> EXERCISE DIRECTIONS
Convert every line of the records below into a JSON list of strings, with one string per line and blank lines omitted.
*** INPUT RECORDS ***
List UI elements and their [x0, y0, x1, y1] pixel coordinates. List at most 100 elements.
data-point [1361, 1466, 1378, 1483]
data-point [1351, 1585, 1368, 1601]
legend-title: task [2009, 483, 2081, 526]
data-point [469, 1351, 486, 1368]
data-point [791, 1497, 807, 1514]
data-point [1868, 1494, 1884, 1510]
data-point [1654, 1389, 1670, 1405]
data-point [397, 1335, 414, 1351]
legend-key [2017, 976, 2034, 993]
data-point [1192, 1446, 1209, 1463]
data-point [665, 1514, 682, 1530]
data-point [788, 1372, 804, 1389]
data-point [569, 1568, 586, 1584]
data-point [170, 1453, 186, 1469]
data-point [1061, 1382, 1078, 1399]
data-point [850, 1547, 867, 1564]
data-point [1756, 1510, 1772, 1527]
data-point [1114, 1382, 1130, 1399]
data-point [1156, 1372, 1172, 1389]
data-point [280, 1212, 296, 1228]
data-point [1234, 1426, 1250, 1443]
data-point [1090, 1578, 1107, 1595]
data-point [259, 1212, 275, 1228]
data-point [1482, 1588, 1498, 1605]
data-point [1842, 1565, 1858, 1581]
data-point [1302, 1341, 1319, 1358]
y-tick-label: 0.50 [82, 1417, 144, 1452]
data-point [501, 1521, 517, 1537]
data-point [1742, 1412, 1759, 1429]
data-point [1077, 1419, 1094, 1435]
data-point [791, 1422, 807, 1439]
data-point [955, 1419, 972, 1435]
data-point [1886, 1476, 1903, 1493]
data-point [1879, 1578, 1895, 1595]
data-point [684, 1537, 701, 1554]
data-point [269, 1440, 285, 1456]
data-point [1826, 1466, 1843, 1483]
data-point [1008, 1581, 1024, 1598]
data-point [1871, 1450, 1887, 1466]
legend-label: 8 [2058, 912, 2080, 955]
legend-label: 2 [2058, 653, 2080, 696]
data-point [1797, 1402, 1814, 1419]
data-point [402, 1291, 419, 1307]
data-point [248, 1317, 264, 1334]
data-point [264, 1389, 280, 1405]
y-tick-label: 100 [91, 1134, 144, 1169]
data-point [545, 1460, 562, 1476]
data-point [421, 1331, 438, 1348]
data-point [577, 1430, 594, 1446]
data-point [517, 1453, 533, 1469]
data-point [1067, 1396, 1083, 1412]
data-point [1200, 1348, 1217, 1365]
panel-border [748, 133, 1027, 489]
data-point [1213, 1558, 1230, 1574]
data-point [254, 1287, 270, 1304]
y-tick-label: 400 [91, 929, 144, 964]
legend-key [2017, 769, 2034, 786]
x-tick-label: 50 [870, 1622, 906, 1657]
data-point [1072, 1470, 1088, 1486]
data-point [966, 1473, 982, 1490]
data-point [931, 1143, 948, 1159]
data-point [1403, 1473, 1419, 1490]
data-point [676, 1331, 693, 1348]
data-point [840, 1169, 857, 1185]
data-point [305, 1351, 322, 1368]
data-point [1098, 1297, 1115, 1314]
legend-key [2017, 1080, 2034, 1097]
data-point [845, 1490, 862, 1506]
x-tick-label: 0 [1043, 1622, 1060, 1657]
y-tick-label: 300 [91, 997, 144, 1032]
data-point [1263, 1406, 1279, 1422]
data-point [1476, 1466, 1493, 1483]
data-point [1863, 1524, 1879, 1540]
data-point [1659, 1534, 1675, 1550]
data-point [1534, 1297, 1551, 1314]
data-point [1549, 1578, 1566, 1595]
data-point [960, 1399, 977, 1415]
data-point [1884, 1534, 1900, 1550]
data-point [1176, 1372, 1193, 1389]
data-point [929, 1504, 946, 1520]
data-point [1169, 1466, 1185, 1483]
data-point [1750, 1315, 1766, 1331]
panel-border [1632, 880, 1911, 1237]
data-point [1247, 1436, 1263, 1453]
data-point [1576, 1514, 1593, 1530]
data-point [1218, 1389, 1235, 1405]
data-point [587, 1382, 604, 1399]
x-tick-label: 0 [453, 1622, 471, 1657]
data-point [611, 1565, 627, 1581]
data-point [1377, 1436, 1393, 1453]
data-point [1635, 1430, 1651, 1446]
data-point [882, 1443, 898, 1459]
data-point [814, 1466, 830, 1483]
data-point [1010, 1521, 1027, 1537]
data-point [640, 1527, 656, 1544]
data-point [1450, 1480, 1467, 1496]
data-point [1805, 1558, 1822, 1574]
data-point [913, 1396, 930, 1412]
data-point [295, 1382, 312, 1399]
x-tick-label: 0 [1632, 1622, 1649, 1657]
***
> FULL ANSWER
[
  "List UI elements and their [x0, y0, x1, y1] pixel coordinates. List at most 100 elements.",
  "data-point [1361, 1466, 1378, 1483]",
  "data-point [1351, 1585, 1368, 1601]",
  "legend-title: task [2009, 483, 2081, 526]",
  "data-point [469, 1351, 486, 1368]",
  "data-point [791, 1497, 807, 1514]",
  "data-point [1868, 1494, 1884, 1510]",
  "data-point [1654, 1389, 1670, 1405]",
  "data-point [397, 1335, 414, 1351]",
  "legend-key [2017, 976, 2034, 993]",
  "data-point [1192, 1446, 1209, 1463]",
  "data-point [665, 1514, 682, 1530]",
  "data-point [788, 1372, 804, 1389]",
  "data-point [569, 1568, 586, 1584]",
  "data-point [170, 1453, 186, 1469]",
  "data-point [1061, 1382, 1078, 1399]",
  "data-point [850, 1547, 867, 1564]",
  "data-point [1756, 1510, 1772, 1527]",
  "data-point [1114, 1382, 1130, 1399]",
  "data-point [1156, 1372, 1172, 1389]",
  "data-point [280, 1212, 296, 1228]",
  "data-point [1234, 1426, 1250, 1443]",
  "data-point [1090, 1578, 1107, 1595]",
  "data-point [259, 1212, 275, 1228]",
  "data-point [1482, 1588, 1498, 1605]",
  "data-point [1842, 1565, 1858, 1581]",
  "data-point [1302, 1341, 1319, 1358]",
  "y-tick-label: 0.50 [82, 1417, 144, 1452]",
  "data-point [501, 1521, 517, 1537]",
  "data-point [1742, 1412, 1759, 1429]",
  "data-point [1077, 1419, 1094, 1435]",
  "data-point [791, 1422, 807, 1439]",
  "data-point [955, 1419, 972, 1435]",
  "data-point [1886, 1476, 1903, 1493]",
  "data-point [1879, 1578, 1895, 1595]",
  "data-point [684, 1537, 701, 1554]",
  "data-point [269, 1440, 285, 1456]",
  "data-point [1826, 1466, 1843, 1483]",
  "data-point [1008, 1581, 1024, 1598]",
  "data-point [1871, 1450, 1887, 1466]",
  "legend-label: 8 [2058, 912, 2080, 955]",
  "legend-label: 2 [2058, 653, 2080, 696]",
  "data-point [1797, 1402, 1814, 1419]",
  "data-point [402, 1291, 419, 1307]",
  "data-point [248, 1317, 264, 1334]",
  "data-point [264, 1389, 280, 1405]",
  "y-tick-label: 100 [91, 1134, 144, 1169]",
  "data-point [545, 1460, 562, 1476]",
  "data-point [421, 1331, 438, 1348]",
  "data-point [577, 1430, 594, 1446]",
  "data-point [517, 1453, 533, 1469]",
  "data-point [1067, 1396, 1083, 1412]",
  "data-point [1200, 1348, 1217, 1365]",
  "panel-border [748, 133, 1027, 489]",
  "data-point [1213, 1558, 1230, 1574]",
  "data-point [254, 1287, 270, 1304]",
  "y-tick-label: 400 [91, 929, 144, 964]",
  "legend-key [2017, 769, 2034, 786]",
  "x-tick-label: 50 [870, 1622, 906, 1657]",
  "data-point [1072, 1470, 1088, 1486]",
  "data-point [966, 1473, 982, 1490]",
  "data-point [931, 1143, 948, 1159]",
  "data-point [1403, 1473, 1419, 1490]",
  "data-point [676, 1331, 693, 1348]",
  "data-point [840, 1169, 857, 1185]",
  "data-point [305, 1351, 322, 1368]",
  "data-point [1098, 1297, 1115, 1314]",
  "legend-key [2017, 1080, 2034, 1097]",
  "data-point [845, 1490, 862, 1506]",
  "x-tick-label: 0 [1043, 1622, 1060, 1657]",
  "y-tick-label: 300 [91, 997, 144, 1032]",
  "data-point [1263, 1406, 1279, 1422]",
  "data-point [1476, 1466, 1493, 1483]",
  "data-point [1863, 1524, 1879, 1540]",
  "data-point [1659, 1534, 1675, 1550]",
  "data-point [1534, 1297, 1551, 1314]",
  "data-point [1549, 1578, 1566, 1595]",
  "data-point [960, 1399, 977, 1415]",
  "data-point [1884, 1534, 1900, 1550]",
  "data-point [1176, 1372, 1193, 1389]",
  "data-point [929, 1504, 946, 1520]",
  "data-point [1169, 1466, 1185, 1483]",
  "data-point [1750, 1315, 1766, 1331]",
  "panel-border [1632, 880, 1911, 1237]",
  "data-point [1247, 1436, 1263, 1453]",
  "data-point [1576, 1514, 1593, 1530]",
  "data-point [1218, 1389, 1235, 1405]",
  "data-point [587, 1382, 604, 1399]",
  "x-tick-label: 0 [453, 1622, 471, 1657]",
  "data-point [611, 1565, 627, 1581]",
  "data-point [1377, 1436, 1393, 1453]",
  "data-point [1635, 1430, 1651, 1446]",
  "data-point [882, 1443, 898, 1459]",
  "data-point [814, 1466, 830, 1483]",
  "data-point [1010, 1521, 1027, 1537]",
  "data-point [640, 1527, 656, 1544]",
  "data-point [1450, 1480, 1467, 1496]",
  "data-point [1805, 1558, 1822, 1574]",
  "data-point [913, 1396, 930, 1412]",
  "data-point [295, 1382, 312, 1399]",
  "x-tick-label: 0 [1632, 1622, 1649, 1657]"
]